◆ Material provided:
** START **

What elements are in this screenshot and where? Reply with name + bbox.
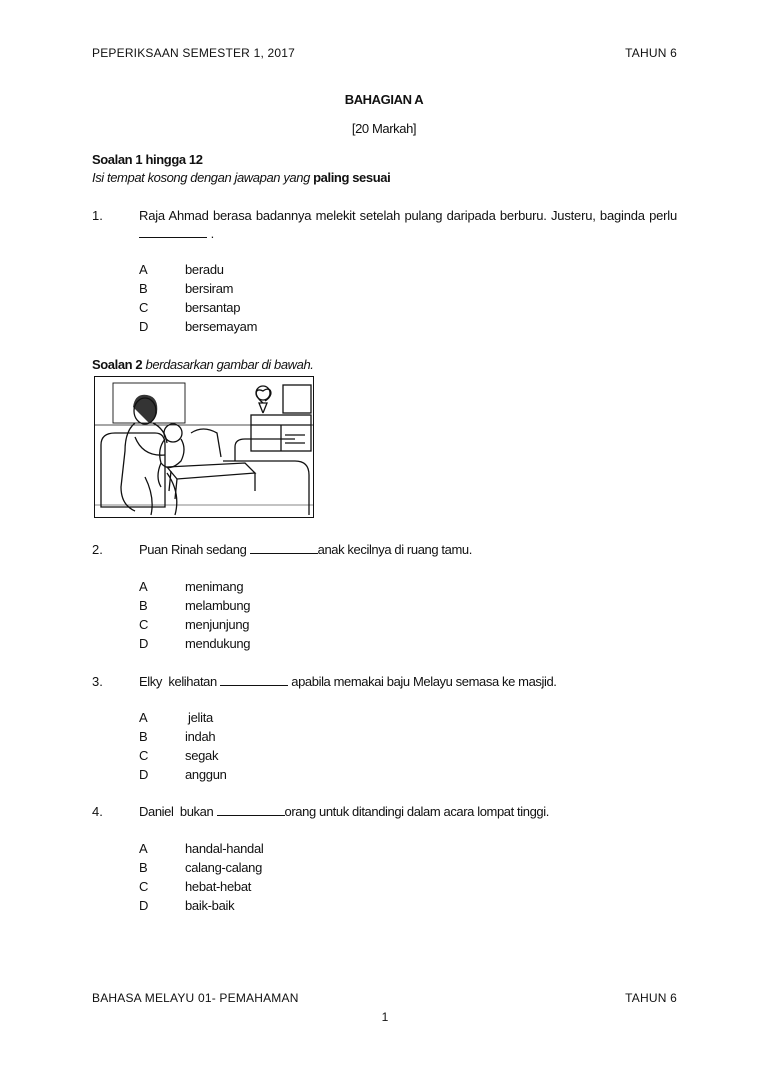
option-letter: C xyxy=(139,748,149,763)
question-number: 3. xyxy=(92,674,103,689)
option-letter: D xyxy=(139,898,149,913)
answer-blank xyxy=(250,542,318,554)
illustration-mother-holding-baby xyxy=(94,376,314,518)
footer-year: TAHUN 6 xyxy=(625,991,677,1005)
option-text: jelita xyxy=(188,710,213,725)
question-number: 1. xyxy=(92,208,103,223)
instruction-range: Soalan 1 hingga 12 xyxy=(92,152,203,167)
living-room-drawing xyxy=(95,377,313,517)
question-2-text: Puan Rinah sedang anak kecilnya di ruang tamu. xyxy=(139,542,472,557)
option-letter: C xyxy=(139,617,149,632)
option-text: mendukung xyxy=(185,636,251,651)
page-number: 1 xyxy=(381,1010,389,1024)
answer-blank xyxy=(139,226,207,238)
option-letter: B xyxy=(139,281,148,296)
option-text: anggun xyxy=(185,767,227,782)
option-letter: B xyxy=(139,729,148,744)
footer-subject: BAHASA MELAYU 01- PEMAHAMAN xyxy=(92,991,299,1005)
option-text: segak xyxy=(185,748,219,763)
option-text: baik-baik xyxy=(185,898,235,913)
option-letter: A xyxy=(139,710,148,725)
option-letter: A xyxy=(139,841,148,856)
answer-blank xyxy=(220,674,288,686)
option-text: indah xyxy=(185,729,216,744)
option-text: calang-calang xyxy=(185,860,263,875)
option-text: hebat-hebat xyxy=(185,879,252,894)
section-marks: [20 Markah] xyxy=(351,121,417,136)
option-text: bersemayam xyxy=(185,319,258,334)
picture-caption: Soalan 2 berdasarkan gambar di bawah. xyxy=(92,357,314,372)
option-letter: C xyxy=(139,879,149,894)
question-number: 2. xyxy=(92,542,103,557)
option-text: bersiram xyxy=(185,281,234,296)
question-number: 4. xyxy=(92,804,103,819)
option-text: handal-handal xyxy=(185,841,264,856)
option-letter: D xyxy=(139,636,149,651)
option-letter: D xyxy=(139,319,149,334)
option-letter: A xyxy=(139,579,148,594)
option-letter: B xyxy=(139,860,148,875)
option-text: beradu xyxy=(185,262,224,277)
question-3-text: Elky kelihatan apabila memakai baju Melayu semasa ke masjid. xyxy=(139,674,557,689)
option-letter: A xyxy=(139,262,148,277)
option-text: melambung xyxy=(185,598,251,613)
option-text: menjunjung xyxy=(185,617,250,632)
instruction-text: Isi tempat kosong dengan jawapan yang paling sesuai xyxy=(92,170,391,185)
option-letter: C xyxy=(139,300,149,315)
option-text: bersantap xyxy=(185,300,241,315)
header-exam-title: PEPERIKSAAN SEMESTER 1, 2017 xyxy=(92,46,296,60)
option-text: menimang xyxy=(185,579,244,594)
answer-blank xyxy=(217,804,285,816)
section-title: BAHAGIAN A xyxy=(344,92,424,107)
option-letter: B xyxy=(139,598,148,613)
question-1-blank-line: . xyxy=(139,226,214,241)
question-1-text: Raja Ahmad berasa badannya melekit setelah pulang daripada berburu. Justeru, baginda perlu xyxy=(139,208,677,223)
header-year: TAHUN 6 xyxy=(625,46,677,60)
question-4-text: Daniel bukan orang untuk ditandingi dalam acara lompat tinggi. xyxy=(139,804,549,819)
option-letter: D xyxy=(139,767,149,782)
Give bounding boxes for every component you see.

** END **

◆ Task description:
Locate each line of the records above that contains the string "number" and copy those lines out in full.

◆ Output of the exercise:
question-number: 3. xyxy=(92,674,103,689)
question-number: 1. xyxy=(92,208,103,223)
page-number: 1 xyxy=(381,1010,389,1024)
question-number: 2. xyxy=(92,542,103,557)
question-number: 4. xyxy=(92,804,103,819)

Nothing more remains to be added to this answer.